START Data extract
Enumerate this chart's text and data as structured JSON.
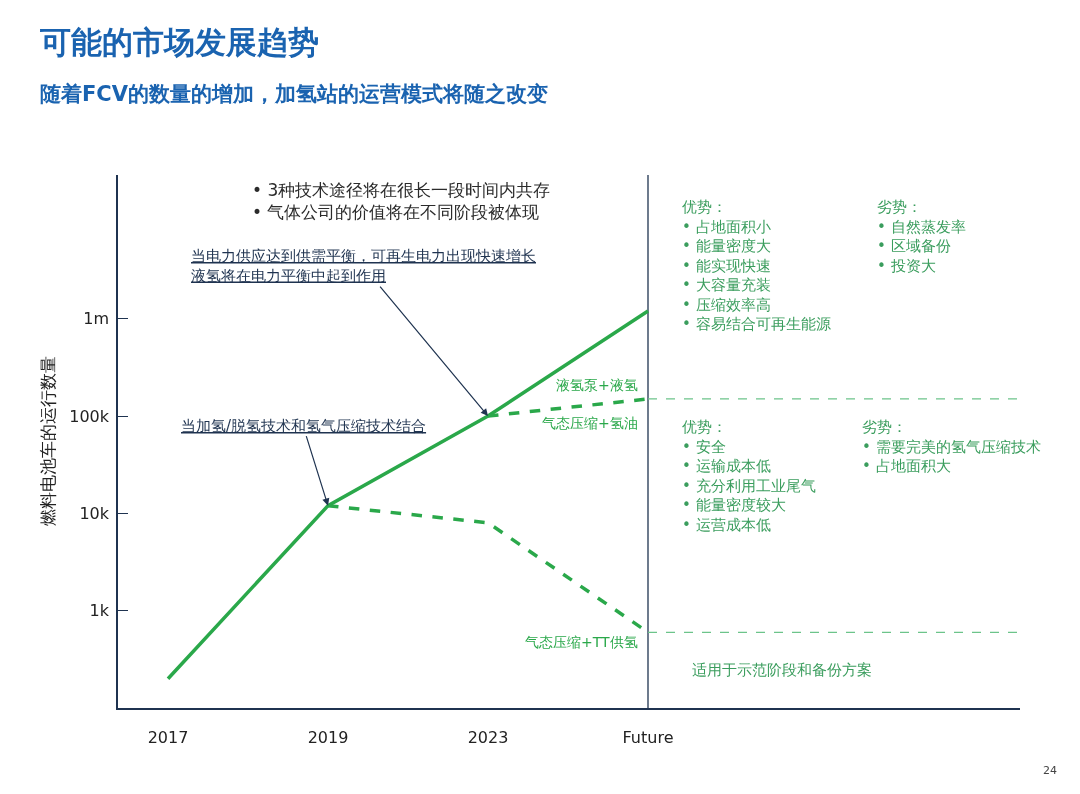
{
  "chart_data": {
    "type": "line",
    "title": "可能的市场发展趋势",
    "subtitle": "随着FCV的数量的增加，加氢站的运营模式将随之改变",
    "ylabel": "燃料电池车的运行数量",
    "categories": [
      "2017",
      "2019",
      "2023",
      "Future"
    ],
    "log": "y",
    "ylim": [
      100,
      30000000
    ],
    "yticks": [
      {
        "value": 1000,
        "label": "1k"
      },
      {
        "value": 10000,
        "label": "10k"
      },
      {
        "value": 100000,
        "label": "100k"
      },
      {
        "value": 1000000,
        "label": "1m"
      }
    ],
    "series": [
      {
        "name": "液氢泵+液氢",
        "color": "#2aa84a",
        "line_style": "solid",
        "values": [
          200,
          12000,
          100000,
          1200000
        ]
      },
      {
        "name": "气态压缩+氢油",
        "color": "#2aa84a",
        "line_style": "dashed",
        "values": [
          null,
          null,
          100000,
          150000
        ]
      },
      {
        "name": "气态压缩+TT供氢",
        "color": "#2aa84a",
        "line_style": "dashed",
        "values": [
          null,
          12000,
          8000,
          600
        ]
      }
    ],
    "ref_lines": [
      {
        "axis": "x",
        "value": "Future",
        "color": "#1f3350",
        "line_style": "solid"
      },
      {
        "axis": "y",
        "value": 150000,
        "color": "#6cc48a",
        "line_style": "dashed"
      },
      {
        "axis": "y",
        "value": 600,
        "color": "#6cc48a",
        "line_style": "dashed"
      }
    ],
    "grid": false,
    "legend": false,
    "annotations": [
      "• 3种技术途径将在很长一段时间内共存\n• 气体公司的价值将在不同阶段被体现",
      {
        "text": "当电力供应达到供需平衡，可再生电力出现快速增长液氢将在电力平衡中起到作用",
        "x": "2023",
        "y": 100000
      },
      {
        "text": "当加氢/脱氢技术和氢气压缩技术结合",
        "x": "2019",
        "y": 12000
      },
      "优势：\n• 占地面积小\n• 能量密度大\n• 能实现快速\n• 大容量充装\n• 压缩效率高\n• 容易结合可再生能源",
      "劣势：\n• 自然蒸发率\n• 区域备份\n• 投资大",
      "优势：\n• 安全\n• 运输成本低\n• 充分利用工业尾气\n• 能量密度较大\n• 运营成本低",
      "劣势：\n• 需要完美的氢气压缩技术\n• 占地面积大",
      "适用于示范阶段和备份方案",
      "24"
    ]
  }
}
END Data extract
Are you able to set down all the lines above exactly, without any pictures?

## Answer to this problem
Enumerate this chart's text and data as structured JSON.
{
  "chart_data": {
    "type": "line",
    "title": "可能的市场发展趋势",
    "subtitle": "随着FCV的数量的增加，加氢站的运营模式将随之改变",
    "ylabel": "燃料电池车的运行数量",
    "categories": [
      "2017",
      "2019",
      "2023",
      "Future"
    ],
    "log": "y",
    "ylim": [
      100,
      30000000
    ],
    "yticks": [
      {
        "value": 1000,
        "label": "1k"
      },
      {
        "value": 10000,
        "label": "10k"
      },
      {
        "value": 100000,
        "label": "100k"
      },
      {
        "value": 1000000,
        "label": "1m"
      }
    ],
    "series": [
      {
        "name": "液氢泵+液氢",
        "color": "#2aa84a",
        "line_style": "solid",
        "values": [
          200,
          12000,
          100000,
          1200000
        ]
      },
      {
        "name": "气态压缩+氢油",
        "color": "#2aa84a",
        "line_style": "dashed",
        "values": [
          null,
          null,
          100000,
          150000
        ]
      },
      {
        "name": "气态压缩+TT供氢",
        "color": "#2aa84a",
        "line_style": "dashed",
        "values": [
          null,
          12000,
          8000,
          600
        ]
      }
    ],
    "ref_lines": [
      {
        "axis": "x",
        "value": "Future",
        "color": "#1f3350",
        "line_style": "solid"
      },
      {
        "axis": "y",
        "value": 150000,
        "color": "#6cc48a",
        "line_style": "dashed"
      },
      {
        "axis": "y",
        "value": 600,
        "color": "#6cc48a",
        "line_style": "dashed"
      }
    ],
    "grid": false,
    "legend": false,
    "annotations": [
      "• 3种技术途径将在很长一段时间内共存\n• 气体公司的价值将在不同阶段被体现",
      {
        "text": "当电力供应达到供需平衡，可再生电力出现快速增长液氢将在电力平衡中起到作用",
        "x": "2023",
        "y": 100000
      },
      {
        "text": "当加氢/脱氢技术和氢气压缩技术结合",
        "x": "2019",
        "y": 12000
      },
      "优势：\n• 占地面积小\n• 能量密度大\n• 能实现快速\n• 大容量充装\n• 压缩效率高\n• 容易结合可再生能源",
      "劣势：\n• 自然蒸发率\n• 区域备份\n• 投资大",
      "优势：\n• 安全\n• 运输成本低\n• 充分利用工业尾气\n• 能量密度较大\n• 运营成本低",
      "劣势：\n• 需要完美的氢气压缩技术\n• 占地面积大",
      "适用于示范阶段和备份方案",
      "24"
    ]
  }
}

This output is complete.